Records from a collection

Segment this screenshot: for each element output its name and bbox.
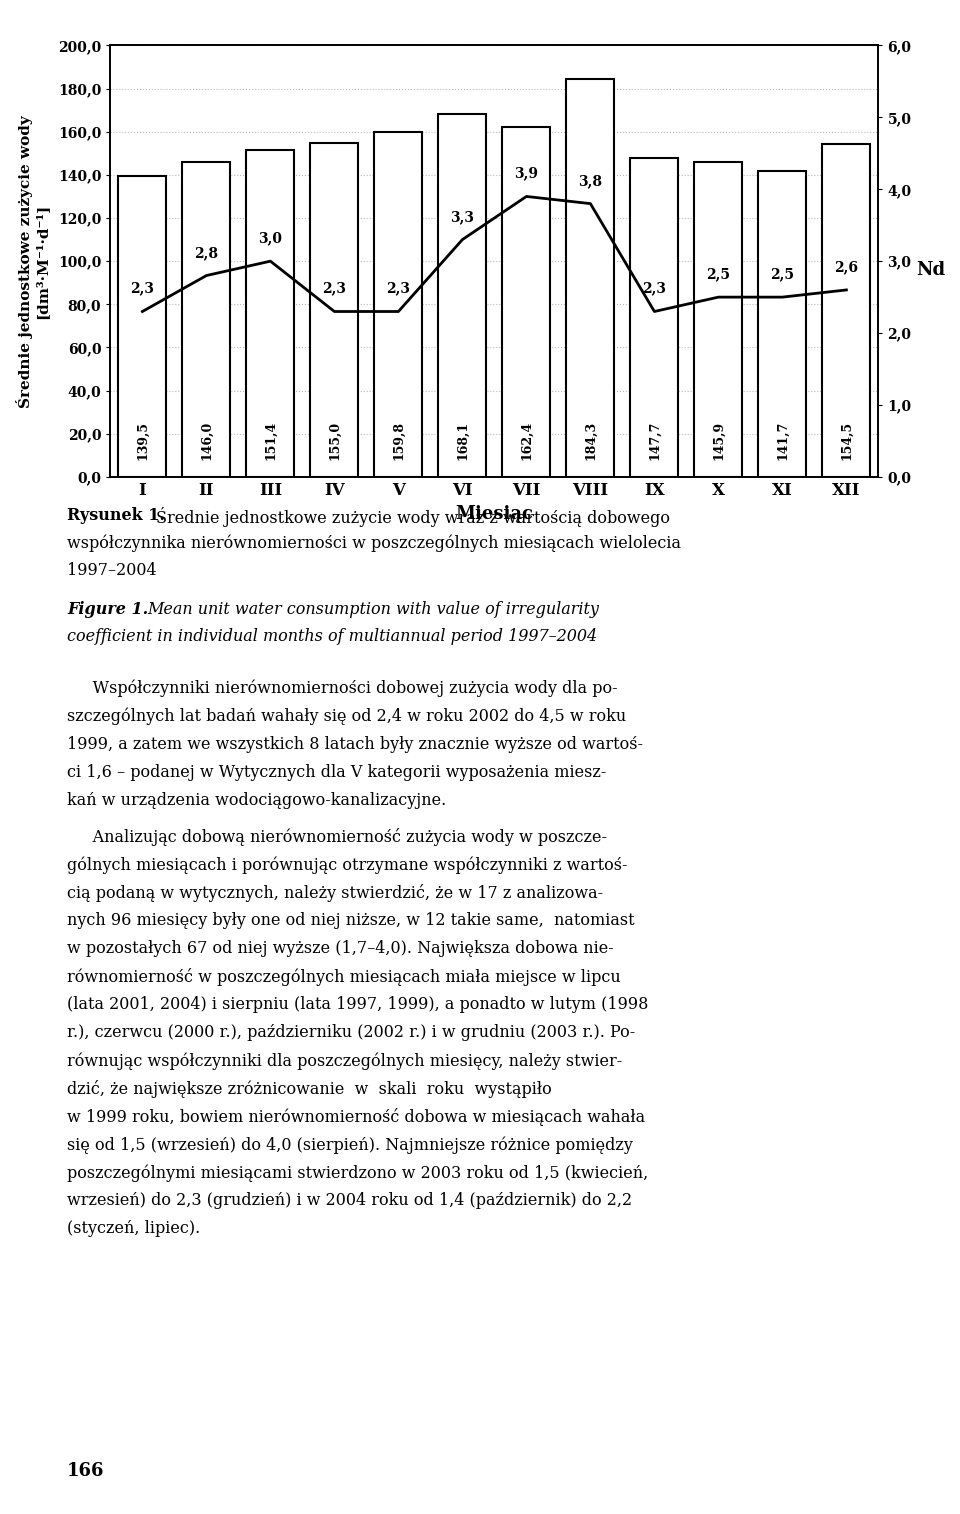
Text: 141,7: 141,7 xyxy=(776,421,789,460)
Text: wrzesień) do 2,3 (grudzień) i w 2004 roku od 1,4 (październik) do 2,2: wrzesień) do 2,3 (grudzień) i w 2004 rok… xyxy=(67,1193,633,1210)
Text: coefficient in individual months of multiannual period 1997–2004: coefficient in individual months of mult… xyxy=(67,628,597,645)
Bar xyxy=(310,142,358,477)
Text: 2,6: 2,6 xyxy=(834,260,858,274)
Text: równomierność w poszczególnych miesiącach miała miejsce w lipcu: równomierność w poszczególnych miesiącac… xyxy=(67,969,621,986)
Bar xyxy=(823,144,871,477)
Text: 155,0: 155,0 xyxy=(328,421,341,460)
Text: 2,8: 2,8 xyxy=(194,245,219,260)
Bar xyxy=(439,114,487,477)
Text: Mean unit water consumption with value of irregularity: Mean unit water consumption with value o… xyxy=(147,601,599,618)
Text: 2,3: 2,3 xyxy=(323,282,347,295)
Text: 3,8: 3,8 xyxy=(578,174,603,188)
Bar xyxy=(502,127,550,477)
Bar xyxy=(694,162,742,477)
Bar xyxy=(374,132,422,477)
Text: poszczególnymi miesiącami stwierdzono w 2003 roku od 1,5 (kwiecień,: poszczególnymi miesiącami stwierdzono w … xyxy=(67,1164,648,1182)
Text: 3,0: 3,0 xyxy=(258,232,282,245)
Text: cią podaną w wytycznych, należy stwierdzić, że w 17 z analizowa-: cią podaną w wytycznych, należy stwierdz… xyxy=(67,884,603,902)
Text: 145,9: 145,9 xyxy=(712,421,725,460)
Text: szczególnych lat badań wahały się od 2,4 w roku 2002 do 4,5 w roku: szczególnych lat badań wahały się od 2,4… xyxy=(67,709,627,725)
Text: 2,3: 2,3 xyxy=(386,282,411,295)
Text: 2,5: 2,5 xyxy=(770,268,795,282)
Text: Współczynniki nierównomierności dobowej zużycia wody dla po-: Współczynniki nierównomierności dobowej … xyxy=(67,680,618,698)
Text: 147,7: 147,7 xyxy=(648,421,660,460)
Text: równując współczynniki dla poszczególnych miesięcy, należy stwier-: równując współczynniki dla poszczególnyc… xyxy=(67,1052,622,1070)
X-axis label: Miesiąc: Miesiąc xyxy=(455,506,534,522)
Text: w 1999 roku, bowiem nierównomierność dobowa w miesiącach wahała: w 1999 roku, bowiem nierównomierność dob… xyxy=(67,1108,645,1126)
Text: (styczeń, lipiec).: (styczeń, lipiec). xyxy=(67,1220,201,1237)
Text: 151,4: 151,4 xyxy=(264,421,276,460)
Text: się od 1,5 (wrzesień) do 4,0 (sierpień). Najmniejsze różnice pomiędzy: się od 1,5 (wrzesień) do 4,0 (sierpień).… xyxy=(67,1137,633,1154)
Bar xyxy=(631,159,679,477)
Text: 1999, a zatem we wszystkich 8 latach były znacznie wyższe od wartoś-: 1999, a zatem we wszystkich 8 latach był… xyxy=(67,736,643,752)
Text: gólnych miesiącach i porównując otrzymane współczynniki z wartoś-: gólnych miesiącach i porównując otrzyman… xyxy=(67,857,628,874)
Y-axis label: Nd: Nd xyxy=(917,260,946,279)
Bar xyxy=(118,176,166,477)
Text: 1997–2004: 1997–2004 xyxy=(67,562,156,578)
Text: 139,5: 139,5 xyxy=(136,421,149,460)
Text: 2,3: 2,3 xyxy=(131,282,155,295)
Bar xyxy=(566,79,614,477)
Text: 184,3: 184,3 xyxy=(584,421,597,460)
Text: (lata 2001, 2004) i sierpniu (lata 1997, 1999), a ponadto w lutym (1998: (lata 2001, 2004) i sierpniu (lata 1997,… xyxy=(67,996,649,1013)
Text: dzić, że największe zróżnicowanie  w  skali  roku  wystąpiło: dzić, że największe zróżnicowanie w skal… xyxy=(67,1081,552,1098)
Text: nych 96 miesięcy były one od niej niższe, w 12 takie same,  natomiast: nych 96 miesięcy były one od niej niższe… xyxy=(67,913,635,930)
Text: 146,0: 146,0 xyxy=(200,421,213,460)
Text: kań w urządzenia wodociągowo-kanalizacyjne.: kań w urządzenia wodociągowo-kanalizacyj… xyxy=(67,792,446,808)
Text: 154,5: 154,5 xyxy=(840,421,852,460)
Text: w pozostałych 67 od niej wyższe (1,7–4,0). Największa dobowa nie-: w pozostałych 67 od niej wyższe (1,7–4,0… xyxy=(67,940,614,957)
Text: Rysunek 1.: Rysunek 1. xyxy=(67,507,165,524)
Bar xyxy=(247,150,295,477)
Text: Figure 1.: Figure 1. xyxy=(67,601,149,618)
Text: 2,5: 2,5 xyxy=(707,268,731,282)
Text: 2,3: 2,3 xyxy=(642,282,666,295)
Text: 3,3: 3,3 xyxy=(450,210,474,224)
Text: 162,4: 162,4 xyxy=(520,421,533,460)
Text: 168,1: 168,1 xyxy=(456,421,468,460)
Bar xyxy=(182,162,230,477)
Text: Analizując dobową nierównomierność zużycia wody w poszcze-: Analizując dobową nierównomierność zużyc… xyxy=(67,828,608,846)
Bar xyxy=(758,171,806,477)
Y-axis label: Średnie jednostkowe zużycie wody
[dm³·M⁻¹·d⁻¹]: Średnie jednostkowe zużycie wody [dm³·M⁻… xyxy=(16,115,50,407)
Text: 166: 166 xyxy=(67,1463,105,1481)
Text: Średnie jednostkowe zużycie wody wraz z wartością dobowego: Średnie jednostkowe zużycie wody wraz z … xyxy=(156,507,669,527)
Text: ci 1,6 – podanej w Wytycznych dla V kategorii wyposażenia miesz-: ci 1,6 – podanej w Wytycznych dla V kate… xyxy=(67,763,607,781)
Text: r.), czerwcu (2000 r.), październiku (2002 r.) i w grudniu (2003 r.). Po-: r.), czerwcu (2000 r.), październiku (20… xyxy=(67,1025,636,1042)
Text: współczynnika nierównomierności w poszczególnych miesiącach wielolecia: współczynnika nierównomierności w poszcz… xyxy=(67,534,682,553)
Text: 159,8: 159,8 xyxy=(392,421,405,460)
Text: 3,9: 3,9 xyxy=(515,167,539,180)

**EXERCISE PROMPT:** Give the listing above as a numbered list, leaving out blank lines and pictures.

**OUTPUT BELOW:**
1. Segment this screenshot: for each element output its name and bbox.
2. Text: 141,7: 141,7 xyxy=(776,421,789,460)
3. Text: wrzesień) do 2,3 (grudzień) i w 2004 roku od 1,4 (październik) do 2,2: wrzesień) do 2,3 (grudzień) i w 2004 rok… xyxy=(67,1193,633,1210)
4. Text: coefficient in individual months of multiannual period 1997–2004: coefficient in individual months of mult… xyxy=(67,628,597,645)
5. Bar xyxy=(310,142,358,477)
6. Text: 2,6: 2,6 xyxy=(834,260,858,274)
7. Text: równomierność w poszczególnych miesiącach miała miejsce w lipcu: równomierność w poszczególnych miesiącac… xyxy=(67,969,621,986)
8. Bar xyxy=(823,144,871,477)
9. Text: 155,0: 155,0 xyxy=(328,421,341,460)
10. Text: 2,8: 2,8 xyxy=(194,245,219,260)
11. Bar xyxy=(439,114,487,477)
12. Text: Mean unit water consumption with value of irregularity: Mean unit water consumption with value o… xyxy=(147,601,599,618)
13. Text: 2,3: 2,3 xyxy=(323,282,347,295)
14. Text: 3,8: 3,8 xyxy=(578,174,603,188)
15. Bar xyxy=(502,127,550,477)
16. Bar xyxy=(694,162,742,477)
17. Bar xyxy=(374,132,422,477)
18. Text: poszczególnymi miesiącami stwierdzono w 2003 roku od 1,5 (kwiecień,: poszczególnymi miesiącami stwierdzono w … xyxy=(67,1164,648,1182)
19. Text: 3,0: 3,0 xyxy=(258,232,282,245)
20. Text: cią podaną w wytycznych, należy stwierdzić, że w 17 z analizowa-: cią podaną w wytycznych, należy stwierdz… xyxy=(67,884,603,902)
21. Text: 145,9: 145,9 xyxy=(712,421,725,460)
22. Text: szczególnych lat badań wahały się od 2,4 w roku 2002 do 4,5 w roku: szczególnych lat badań wahały się od 2,4… xyxy=(67,709,627,725)
23. Text: 2,3: 2,3 xyxy=(386,282,411,295)
24. Text: 2,5: 2,5 xyxy=(770,268,795,282)
25. Text: Współczynniki nierównomierności dobowej zużycia wody dla po-: Współczynniki nierównomierności dobowej … xyxy=(67,680,618,698)
26. Text: 147,7: 147,7 xyxy=(648,421,660,460)
27. Text: równując współczynniki dla poszczególnych miesięcy, należy stwier-: równując współczynniki dla poszczególnyc… xyxy=(67,1052,622,1070)
28. X-axis label: Miesiąc: Miesiąc xyxy=(455,506,534,522)
29. Text: w 1999 roku, bowiem nierównomierność dobowa w miesiącach wahała: w 1999 roku, bowiem nierównomierność dob… xyxy=(67,1108,645,1126)
30. Text: (styczeń, lipiec).: (styczeń, lipiec). xyxy=(67,1220,201,1237)
31. Text: 151,4: 151,4 xyxy=(264,421,276,460)
32. Text: się od 1,5 (wrzesień) do 4,0 (sierpień). Najmniejsze różnice pomiędzy: się od 1,5 (wrzesień) do 4,0 (sierpień).… xyxy=(67,1137,633,1154)
33. Bar xyxy=(631,159,679,477)
34. Text: 1999, a zatem we wszystkich 8 latach były znacznie wyższe od wartoś-: 1999, a zatem we wszystkich 8 latach był… xyxy=(67,736,643,752)
35. Text: gólnych miesiącach i porównując otrzymane współczynniki z wartoś-: gólnych miesiącach i porównując otrzyman… xyxy=(67,857,628,874)
36. Y-axis label: Nd: Nd xyxy=(917,260,946,279)
37. Bar xyxy=(118,176,166,477)
38. Text: 1997–2004: 1997–2004 xyxy=(67,562,156,578)
39. Text: 139,5: 139,5 xyxy=(136,421,149,460)
40. Text: 2,3: 2,3 xyxy=(131,282,155,295)
41. Bar xyxy=(566,79,614,477)
42. Text: 184,3: 184,3 xyxy=(584,421,597,460)
43. Text: (lata 2001, 2004) i sierpniu (lata 1997, 1999), a ponadto w lutym (1998: (lata 2001, 2004) i sierpniu (lata 1997,… xyxy=(67,996,649,1013)
44. Text: dzić, że największe zróżnicowanie  w  skali  roku  wystąpiło: dzić, że największe zróżnicowanie w skal… xyxy=(67,1081,552,1098)
45. Text: nych 96 miesięcy były one od niej niższe, w 12 takie same,  natomiast: nych 96 miesięcy były one od niej niższe… xyxy=(67,913,635,930)
46. Text: 146,0: 146,0 xyxy=(200,421,213,460)
47. Text: kań w urządzenia wodociągowo-kanalizacyjne.: kań w urządzenia wodociągowo-kanalizacyj… xyxy=(67,792,446,808)
48. Text: 154,5: 154,5 xyxy=(840,421,852,460)
49. Text: w pozostałych 67 od niej wyższe (1,7–4,0). Największa dobowa nie-: w pozostałych 67 od niej wyższe (1,7–4,0… xyxy=(67,940,614,957)
50. Text: Rysunek 1.: Rysunek 1. xyxy=(67,507,165,524)
51. Bar xyxy=(247,150,295,477)
52. Text: Figure 1.: Figure 1. xyxy=(67,601,149,618)
53. Text: 2,5: 2,5 xyxy=(707,268,731,282)
54. Text: 2,3: 2,3 xyxy=(642,282,666,295)
55. Text: 3,3: 3,3 xyxy=(450,210,474,224)
56. Text: 162,4: 162,4 xyxy=(520,421,533,460)
57. Text: 168,1: 168,1 xyxy=(456,421,468,460)
58. Bar xyxy=(182,162,230,477)
59. Text: Analizując dobową nierównomierność zużycia wody w poszcze-: Analizując dobową nierównomierność zużyc… xyxy=(67,828,608,846)
60. Bar xyxy=(758,171,806,477)
61. Y-axis label: Średnie jednostkowe zużycie wody
62. [dm³·M⁻¹·d⁻¹]: Średnie jednostkowe zużycie wody [dm³·M⁻… xyxy=(16,115,50,407)
63. Text: 166: 166 xyxy=(67,1463,105,1481)
64. Text: Średnie jednostkowe zużycie wody wraz z wartością dobowego: Średnie jednostkowe zużycie wody wraz z … xyxy=(156,507,669,527)
65. Text: ci 1,6 – podanej w Wytycznych dla V kategorii wyposażenia miesz-: ci 1,6 – podanej w Wytycznych dla V kate… xyxy=(67,763,607,781)
66. Text: r.), czerwcu (2000 r.), październiku (2002 r.) i w grudniu (2003 r.). Po-: r.), czerwcu (2000 r.), październiku (20… xyxy=(67,1025,636,1042)
67. Text: współczynnika nierównomierności w poszczególnych miesiącach wielolecia: współczynnika nierównomierności w poszcz… xyxy=(67,534,682,553)
68. Text: 159,8: 159,8 xyxy=(392,421,405,460)
69. Text: 3,9: 3,9 xyxy=(515,167,539,180)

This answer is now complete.